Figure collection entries
┄┄┄┄┄┄

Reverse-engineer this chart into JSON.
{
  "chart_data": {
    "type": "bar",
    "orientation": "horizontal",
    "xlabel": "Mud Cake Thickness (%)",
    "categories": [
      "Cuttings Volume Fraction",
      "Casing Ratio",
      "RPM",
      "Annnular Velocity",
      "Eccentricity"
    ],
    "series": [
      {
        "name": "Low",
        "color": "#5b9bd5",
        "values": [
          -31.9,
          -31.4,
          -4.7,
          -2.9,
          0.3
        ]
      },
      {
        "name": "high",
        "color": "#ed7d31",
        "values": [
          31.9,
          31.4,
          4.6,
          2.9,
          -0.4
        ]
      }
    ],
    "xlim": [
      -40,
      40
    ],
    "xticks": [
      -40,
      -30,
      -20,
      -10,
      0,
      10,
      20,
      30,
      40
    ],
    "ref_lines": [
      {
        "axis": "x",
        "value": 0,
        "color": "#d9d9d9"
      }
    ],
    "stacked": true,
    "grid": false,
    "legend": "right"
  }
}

┄┄┄┄┄┄

• [Problem description]: Every record above should be copied exactly.

• [Final answer]:
Reverse-engineer this chart into JSON.
{
  "chart_data": {
    "type": "bar",
    "orientation": "horizontal",
    "xlabel": "Mud Cake Thickness (%)",
    "categories": [
      "Cuttings Volume Fraction",
      "Casing Ratio",
      "RPM",
      "Annnular Velocity",
      "Eccentricity"
    ],
    "series": [
      {
        "name": "Low",
        "color": "#5b9bd5",
        "values": [
          -31.9,
          -31.4,
          -4.7,
          -2.9,
          0.3
        ]
      },
      {
        "name": "high",
        "color": "#ed7d31",
        "values": [
          31.9,
          31.4,
          4.6,
          2.9,
          -0.4
        ]
      }
    ],
    "xlim": [
      -40,
      40
    ],
    "xticks": [
      -40,
      -30,
      -20,
      -10,
      0,
      10,
      20,
      30,
      40
    ],
    "ref_lines": [
      {
        "axis": "x",
        "value": 0,
        "color": "#d9d9d9"
      }
    ],
    "stacked": true,
    "grid": false,
    "legend": "right"
  }
}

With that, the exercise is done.